--- start THE INPUT ---

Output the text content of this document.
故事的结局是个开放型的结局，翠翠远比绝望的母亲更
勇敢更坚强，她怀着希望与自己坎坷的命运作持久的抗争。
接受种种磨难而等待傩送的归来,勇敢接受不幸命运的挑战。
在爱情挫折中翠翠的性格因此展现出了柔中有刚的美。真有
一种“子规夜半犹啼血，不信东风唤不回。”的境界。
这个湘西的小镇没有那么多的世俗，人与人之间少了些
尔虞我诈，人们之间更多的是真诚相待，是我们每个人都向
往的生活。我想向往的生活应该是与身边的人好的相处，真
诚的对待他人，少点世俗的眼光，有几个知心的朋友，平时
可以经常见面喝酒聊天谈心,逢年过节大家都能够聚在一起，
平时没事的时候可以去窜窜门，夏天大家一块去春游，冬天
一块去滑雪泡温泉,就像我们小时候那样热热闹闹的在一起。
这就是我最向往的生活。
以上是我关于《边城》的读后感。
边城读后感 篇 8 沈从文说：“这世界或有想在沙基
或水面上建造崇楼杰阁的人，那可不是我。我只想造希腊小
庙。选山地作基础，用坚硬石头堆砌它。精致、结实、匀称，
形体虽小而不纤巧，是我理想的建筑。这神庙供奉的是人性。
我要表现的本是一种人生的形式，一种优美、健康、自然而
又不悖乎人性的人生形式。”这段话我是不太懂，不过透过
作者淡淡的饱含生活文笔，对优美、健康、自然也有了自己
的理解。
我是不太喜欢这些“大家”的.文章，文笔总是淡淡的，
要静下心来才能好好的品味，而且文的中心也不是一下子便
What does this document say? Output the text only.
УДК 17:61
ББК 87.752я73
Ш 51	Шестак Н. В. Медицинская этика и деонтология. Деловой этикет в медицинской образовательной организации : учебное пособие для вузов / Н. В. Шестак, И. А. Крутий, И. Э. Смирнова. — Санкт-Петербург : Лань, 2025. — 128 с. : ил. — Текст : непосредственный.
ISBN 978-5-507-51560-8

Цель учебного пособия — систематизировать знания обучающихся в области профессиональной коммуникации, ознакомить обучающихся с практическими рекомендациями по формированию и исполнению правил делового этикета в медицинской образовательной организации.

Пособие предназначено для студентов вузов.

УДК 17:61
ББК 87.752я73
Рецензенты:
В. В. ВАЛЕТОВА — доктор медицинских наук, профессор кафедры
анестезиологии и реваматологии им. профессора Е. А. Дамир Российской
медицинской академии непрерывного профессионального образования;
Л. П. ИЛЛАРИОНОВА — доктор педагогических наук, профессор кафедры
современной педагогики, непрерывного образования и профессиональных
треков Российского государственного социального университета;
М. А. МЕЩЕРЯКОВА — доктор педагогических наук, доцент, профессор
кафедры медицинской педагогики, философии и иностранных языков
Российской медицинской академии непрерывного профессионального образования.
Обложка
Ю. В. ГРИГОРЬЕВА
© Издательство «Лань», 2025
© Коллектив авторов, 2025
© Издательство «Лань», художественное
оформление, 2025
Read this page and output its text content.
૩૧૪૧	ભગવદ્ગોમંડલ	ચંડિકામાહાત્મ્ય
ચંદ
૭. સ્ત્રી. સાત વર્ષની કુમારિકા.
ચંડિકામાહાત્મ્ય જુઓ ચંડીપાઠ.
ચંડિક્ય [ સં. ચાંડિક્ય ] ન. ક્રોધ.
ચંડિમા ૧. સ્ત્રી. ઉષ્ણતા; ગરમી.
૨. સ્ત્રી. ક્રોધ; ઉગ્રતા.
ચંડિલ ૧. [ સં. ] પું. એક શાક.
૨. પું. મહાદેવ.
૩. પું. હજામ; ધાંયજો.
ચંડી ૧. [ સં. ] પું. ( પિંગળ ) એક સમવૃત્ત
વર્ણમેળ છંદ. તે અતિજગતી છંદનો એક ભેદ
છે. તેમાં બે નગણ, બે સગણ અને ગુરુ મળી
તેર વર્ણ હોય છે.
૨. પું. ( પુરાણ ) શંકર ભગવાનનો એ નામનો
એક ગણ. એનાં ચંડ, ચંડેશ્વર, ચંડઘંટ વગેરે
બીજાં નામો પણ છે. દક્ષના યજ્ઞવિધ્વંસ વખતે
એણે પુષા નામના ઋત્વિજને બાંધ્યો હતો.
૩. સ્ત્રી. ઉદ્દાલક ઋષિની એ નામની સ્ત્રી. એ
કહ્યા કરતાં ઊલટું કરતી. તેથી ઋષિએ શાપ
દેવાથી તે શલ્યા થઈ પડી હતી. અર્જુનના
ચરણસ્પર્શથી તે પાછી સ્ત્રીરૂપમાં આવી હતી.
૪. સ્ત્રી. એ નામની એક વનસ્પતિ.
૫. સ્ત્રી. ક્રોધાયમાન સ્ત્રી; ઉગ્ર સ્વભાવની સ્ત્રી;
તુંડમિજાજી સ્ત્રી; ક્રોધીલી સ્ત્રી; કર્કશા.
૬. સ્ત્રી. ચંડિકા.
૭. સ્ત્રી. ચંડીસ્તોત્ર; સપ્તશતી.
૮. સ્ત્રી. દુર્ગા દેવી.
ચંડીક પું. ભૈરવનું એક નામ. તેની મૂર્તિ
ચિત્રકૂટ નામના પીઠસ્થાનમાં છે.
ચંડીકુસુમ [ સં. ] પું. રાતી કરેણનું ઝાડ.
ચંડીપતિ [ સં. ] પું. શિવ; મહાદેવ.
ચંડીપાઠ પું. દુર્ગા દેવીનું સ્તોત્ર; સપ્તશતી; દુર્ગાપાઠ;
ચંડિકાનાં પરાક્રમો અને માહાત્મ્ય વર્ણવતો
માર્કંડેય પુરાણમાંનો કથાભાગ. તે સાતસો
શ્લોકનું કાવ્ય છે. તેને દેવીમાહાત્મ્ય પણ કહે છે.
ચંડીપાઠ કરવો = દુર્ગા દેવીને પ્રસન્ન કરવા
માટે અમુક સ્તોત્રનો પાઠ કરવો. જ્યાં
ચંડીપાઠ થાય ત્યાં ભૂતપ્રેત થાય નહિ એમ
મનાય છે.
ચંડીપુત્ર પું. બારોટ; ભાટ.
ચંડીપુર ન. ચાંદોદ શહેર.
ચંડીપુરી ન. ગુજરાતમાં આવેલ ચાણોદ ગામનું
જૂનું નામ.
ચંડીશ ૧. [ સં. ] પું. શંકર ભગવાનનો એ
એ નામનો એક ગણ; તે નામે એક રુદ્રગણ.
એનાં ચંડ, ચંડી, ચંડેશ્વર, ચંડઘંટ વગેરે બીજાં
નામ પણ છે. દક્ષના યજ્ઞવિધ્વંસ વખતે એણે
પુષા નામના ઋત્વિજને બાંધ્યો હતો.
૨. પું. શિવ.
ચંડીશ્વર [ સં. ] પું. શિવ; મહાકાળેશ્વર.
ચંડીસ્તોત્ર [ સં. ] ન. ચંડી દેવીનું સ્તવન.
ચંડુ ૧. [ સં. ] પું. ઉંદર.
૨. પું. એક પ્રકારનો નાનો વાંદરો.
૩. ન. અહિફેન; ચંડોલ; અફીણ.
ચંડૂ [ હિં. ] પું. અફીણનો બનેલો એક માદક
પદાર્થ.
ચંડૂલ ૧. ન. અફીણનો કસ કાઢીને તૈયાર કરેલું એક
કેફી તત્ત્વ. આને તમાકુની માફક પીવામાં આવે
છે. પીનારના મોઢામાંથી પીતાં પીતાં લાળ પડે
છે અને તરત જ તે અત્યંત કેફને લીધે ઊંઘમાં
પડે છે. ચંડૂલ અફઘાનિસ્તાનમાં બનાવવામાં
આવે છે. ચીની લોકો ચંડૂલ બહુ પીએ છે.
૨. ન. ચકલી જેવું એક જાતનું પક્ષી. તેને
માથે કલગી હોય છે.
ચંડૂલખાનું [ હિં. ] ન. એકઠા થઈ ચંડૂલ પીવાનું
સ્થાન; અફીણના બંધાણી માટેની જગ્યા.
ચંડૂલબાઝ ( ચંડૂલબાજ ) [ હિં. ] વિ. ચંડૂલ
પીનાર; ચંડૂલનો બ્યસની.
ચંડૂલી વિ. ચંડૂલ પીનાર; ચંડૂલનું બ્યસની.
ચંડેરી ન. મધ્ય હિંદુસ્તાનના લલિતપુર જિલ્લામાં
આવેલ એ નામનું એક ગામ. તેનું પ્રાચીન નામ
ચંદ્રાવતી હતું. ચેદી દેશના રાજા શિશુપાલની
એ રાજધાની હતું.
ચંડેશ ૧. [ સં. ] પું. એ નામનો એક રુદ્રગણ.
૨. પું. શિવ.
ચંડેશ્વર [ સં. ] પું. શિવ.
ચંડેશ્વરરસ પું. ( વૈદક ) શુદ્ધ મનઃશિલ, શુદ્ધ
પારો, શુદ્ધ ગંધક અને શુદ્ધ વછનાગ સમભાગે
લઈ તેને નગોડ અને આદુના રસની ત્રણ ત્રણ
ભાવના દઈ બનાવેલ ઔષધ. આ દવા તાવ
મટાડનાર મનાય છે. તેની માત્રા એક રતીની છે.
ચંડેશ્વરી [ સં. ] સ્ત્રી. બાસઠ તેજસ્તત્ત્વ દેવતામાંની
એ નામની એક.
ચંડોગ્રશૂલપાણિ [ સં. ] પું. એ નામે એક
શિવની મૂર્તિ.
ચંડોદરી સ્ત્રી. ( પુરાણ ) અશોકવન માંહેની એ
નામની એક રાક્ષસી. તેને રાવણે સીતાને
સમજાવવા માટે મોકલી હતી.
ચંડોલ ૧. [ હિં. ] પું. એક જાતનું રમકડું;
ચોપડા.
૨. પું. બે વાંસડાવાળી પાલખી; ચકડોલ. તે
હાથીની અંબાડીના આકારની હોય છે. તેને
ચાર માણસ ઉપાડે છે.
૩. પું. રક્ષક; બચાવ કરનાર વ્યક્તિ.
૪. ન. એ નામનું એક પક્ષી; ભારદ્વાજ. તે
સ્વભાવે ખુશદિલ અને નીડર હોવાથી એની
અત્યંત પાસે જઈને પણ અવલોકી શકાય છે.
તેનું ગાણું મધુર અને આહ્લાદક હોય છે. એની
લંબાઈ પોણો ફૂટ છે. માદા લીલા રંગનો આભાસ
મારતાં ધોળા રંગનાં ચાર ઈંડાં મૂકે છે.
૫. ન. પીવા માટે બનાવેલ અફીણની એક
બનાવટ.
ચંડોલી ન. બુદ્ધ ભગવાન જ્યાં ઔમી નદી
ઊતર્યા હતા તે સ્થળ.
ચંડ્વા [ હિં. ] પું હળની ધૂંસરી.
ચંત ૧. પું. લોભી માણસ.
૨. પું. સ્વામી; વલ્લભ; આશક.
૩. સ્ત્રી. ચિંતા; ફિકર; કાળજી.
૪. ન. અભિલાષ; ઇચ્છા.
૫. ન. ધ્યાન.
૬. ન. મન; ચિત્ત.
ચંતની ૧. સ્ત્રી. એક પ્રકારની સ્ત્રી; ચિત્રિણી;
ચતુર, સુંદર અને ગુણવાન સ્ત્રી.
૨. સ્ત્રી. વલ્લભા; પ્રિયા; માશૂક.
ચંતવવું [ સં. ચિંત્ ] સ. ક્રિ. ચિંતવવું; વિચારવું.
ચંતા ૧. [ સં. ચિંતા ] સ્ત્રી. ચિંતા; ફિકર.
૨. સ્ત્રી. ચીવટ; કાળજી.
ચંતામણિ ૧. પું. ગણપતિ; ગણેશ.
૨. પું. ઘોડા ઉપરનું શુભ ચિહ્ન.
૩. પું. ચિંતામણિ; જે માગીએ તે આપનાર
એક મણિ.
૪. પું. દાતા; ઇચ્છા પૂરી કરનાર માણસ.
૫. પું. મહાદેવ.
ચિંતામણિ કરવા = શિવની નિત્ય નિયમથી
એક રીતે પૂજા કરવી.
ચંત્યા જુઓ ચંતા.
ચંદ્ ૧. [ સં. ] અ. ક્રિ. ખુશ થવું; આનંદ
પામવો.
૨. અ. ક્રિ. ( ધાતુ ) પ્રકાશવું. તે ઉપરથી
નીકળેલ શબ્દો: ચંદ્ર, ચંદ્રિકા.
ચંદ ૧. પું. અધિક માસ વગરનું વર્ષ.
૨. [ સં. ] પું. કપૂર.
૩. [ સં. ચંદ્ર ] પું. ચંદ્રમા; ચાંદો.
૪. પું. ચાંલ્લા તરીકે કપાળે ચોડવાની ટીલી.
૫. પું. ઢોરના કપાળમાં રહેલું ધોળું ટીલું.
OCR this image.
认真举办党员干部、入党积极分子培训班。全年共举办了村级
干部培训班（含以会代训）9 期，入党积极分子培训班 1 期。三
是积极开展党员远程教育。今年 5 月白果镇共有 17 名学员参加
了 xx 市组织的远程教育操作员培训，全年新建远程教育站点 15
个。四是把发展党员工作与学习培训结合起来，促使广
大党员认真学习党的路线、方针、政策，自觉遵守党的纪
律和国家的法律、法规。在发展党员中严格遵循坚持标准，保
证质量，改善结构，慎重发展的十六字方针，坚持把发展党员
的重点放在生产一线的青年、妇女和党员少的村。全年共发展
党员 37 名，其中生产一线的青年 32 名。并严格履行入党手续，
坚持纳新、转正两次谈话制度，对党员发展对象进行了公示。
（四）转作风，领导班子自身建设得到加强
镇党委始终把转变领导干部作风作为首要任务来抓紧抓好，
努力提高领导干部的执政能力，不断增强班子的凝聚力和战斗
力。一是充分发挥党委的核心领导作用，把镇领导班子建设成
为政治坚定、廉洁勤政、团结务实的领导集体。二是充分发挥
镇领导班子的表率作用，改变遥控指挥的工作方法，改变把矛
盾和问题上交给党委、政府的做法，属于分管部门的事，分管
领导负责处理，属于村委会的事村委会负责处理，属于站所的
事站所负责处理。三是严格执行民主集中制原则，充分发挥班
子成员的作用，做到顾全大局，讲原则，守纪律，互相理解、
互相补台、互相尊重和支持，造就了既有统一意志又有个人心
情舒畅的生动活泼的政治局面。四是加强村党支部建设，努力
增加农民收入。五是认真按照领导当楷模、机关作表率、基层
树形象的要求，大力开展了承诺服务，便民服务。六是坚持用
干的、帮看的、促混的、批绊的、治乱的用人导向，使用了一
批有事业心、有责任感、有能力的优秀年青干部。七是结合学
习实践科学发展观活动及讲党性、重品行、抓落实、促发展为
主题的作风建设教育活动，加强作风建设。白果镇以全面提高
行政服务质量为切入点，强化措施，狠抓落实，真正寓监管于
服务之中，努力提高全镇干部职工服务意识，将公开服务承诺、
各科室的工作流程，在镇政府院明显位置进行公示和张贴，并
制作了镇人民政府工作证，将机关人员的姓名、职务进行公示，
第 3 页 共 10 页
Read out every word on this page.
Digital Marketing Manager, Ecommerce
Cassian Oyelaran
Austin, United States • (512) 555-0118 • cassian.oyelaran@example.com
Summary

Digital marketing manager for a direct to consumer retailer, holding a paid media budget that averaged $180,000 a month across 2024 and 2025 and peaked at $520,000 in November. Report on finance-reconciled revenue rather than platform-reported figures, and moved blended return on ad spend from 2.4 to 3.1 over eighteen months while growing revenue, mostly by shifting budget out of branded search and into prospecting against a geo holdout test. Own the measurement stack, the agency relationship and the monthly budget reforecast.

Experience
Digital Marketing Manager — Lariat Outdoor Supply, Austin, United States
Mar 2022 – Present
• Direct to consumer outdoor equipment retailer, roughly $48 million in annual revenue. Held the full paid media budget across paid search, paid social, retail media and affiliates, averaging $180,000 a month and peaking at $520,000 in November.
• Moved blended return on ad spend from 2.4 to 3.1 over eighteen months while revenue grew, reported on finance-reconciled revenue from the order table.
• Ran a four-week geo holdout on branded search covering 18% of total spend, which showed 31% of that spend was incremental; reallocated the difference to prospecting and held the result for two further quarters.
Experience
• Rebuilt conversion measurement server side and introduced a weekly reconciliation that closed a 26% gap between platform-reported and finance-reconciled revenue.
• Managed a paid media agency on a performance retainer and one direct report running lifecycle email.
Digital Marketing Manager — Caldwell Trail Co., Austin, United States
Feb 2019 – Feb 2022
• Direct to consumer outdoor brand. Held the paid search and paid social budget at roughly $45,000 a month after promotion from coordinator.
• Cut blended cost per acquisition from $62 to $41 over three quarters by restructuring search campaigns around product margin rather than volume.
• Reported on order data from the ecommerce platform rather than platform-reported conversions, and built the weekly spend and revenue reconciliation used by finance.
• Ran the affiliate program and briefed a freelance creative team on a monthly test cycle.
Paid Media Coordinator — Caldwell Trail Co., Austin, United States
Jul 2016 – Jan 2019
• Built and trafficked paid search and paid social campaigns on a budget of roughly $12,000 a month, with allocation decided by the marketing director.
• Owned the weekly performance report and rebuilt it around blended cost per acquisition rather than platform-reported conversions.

--- end THE INPUT ---

▶ STATED TASK
Looking at the records above, say how many lines hold the string "around". Write nothing but the number.

▶ OUTPUT OF THE TASK
2